__Your instructions__.
Will you give every entry again exactly as it stands?

Stored data
================

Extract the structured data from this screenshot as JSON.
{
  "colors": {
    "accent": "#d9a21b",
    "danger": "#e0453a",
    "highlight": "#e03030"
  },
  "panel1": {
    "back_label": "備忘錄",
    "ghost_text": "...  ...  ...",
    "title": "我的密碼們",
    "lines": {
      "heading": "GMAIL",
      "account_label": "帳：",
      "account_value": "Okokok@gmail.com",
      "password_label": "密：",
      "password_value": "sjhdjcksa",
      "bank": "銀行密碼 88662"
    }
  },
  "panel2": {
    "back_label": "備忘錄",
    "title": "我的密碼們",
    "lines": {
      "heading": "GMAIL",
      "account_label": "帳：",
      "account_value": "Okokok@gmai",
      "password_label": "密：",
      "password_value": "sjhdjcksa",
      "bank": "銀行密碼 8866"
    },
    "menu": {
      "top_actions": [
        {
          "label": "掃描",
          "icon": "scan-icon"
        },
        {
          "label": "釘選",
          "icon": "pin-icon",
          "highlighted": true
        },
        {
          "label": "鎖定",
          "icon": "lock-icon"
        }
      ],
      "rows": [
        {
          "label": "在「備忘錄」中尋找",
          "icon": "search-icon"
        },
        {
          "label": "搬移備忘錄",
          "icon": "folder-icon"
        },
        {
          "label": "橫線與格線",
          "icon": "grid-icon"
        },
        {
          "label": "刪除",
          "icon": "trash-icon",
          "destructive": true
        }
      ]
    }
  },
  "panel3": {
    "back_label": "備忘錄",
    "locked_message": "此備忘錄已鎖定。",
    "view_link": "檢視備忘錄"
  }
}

================

__Correct output__.
Extract the structured data from this screenshot as JSON.
{
  "colors": {
    "accent": "#d9a21b",
    "danger": "#e0453a",
    "highlight": "#e03030"
  },
  "panel1": {
    "back_label": "備忘錄",
    "ghost_text": "...  ...  ...",
    "title": "我的密碼們",
    "lines": {
      "heading": "GMAIL",
      "account_label": "帳：",
      "account_value": "Okokok@gmail.com",
      "password_label": "密：",
      "password_value": "sjhdjcksa",
      "bank": "銀行密碼 88662"
    }
  },
  "panel2": {
    "back_label": "備忘錄",
    "title": "我的密碼們",
    "lines": {
      "heading": "GMAIL",
      "account_label": "帳：",
      "account_value": "Okokok@gmai",
      "password_label": "密：",
      "password_value": "sjhdjcksa",
      "bank": "銀行密碼 8866"
    },
    "menu": {
      "top_actions": [
        {
          "label": "掃描",
          "icon": "scan-icon"
        },
        {
          "label": "釘選",
          "icon": "pin-icon",
          "highlighted": true
        },
        {
          "label": "鎖定",
          "icon": "lock-icon"
        }
      ],
      "rows": [
        {
          "label": "在「備忘錄」中尋找",
          "icon": "search-icon"
        },
        {
          "label": "搬移備忘錄",
          "icon": "folder-icon"
        },
        {
          "label": "橫線與格線",
          "icon": "grid-icon"
        },
        {
          "label": "刪除",
          "icon": "trash-icon",
          "destructive": true
        }
      ]
    }
  },
  "panel3": {
    "back_label": "備忘錄",
    "locked_message": "此備忘錄已鎖定。",
    "view_link": "檢視備忘錄"
  }
}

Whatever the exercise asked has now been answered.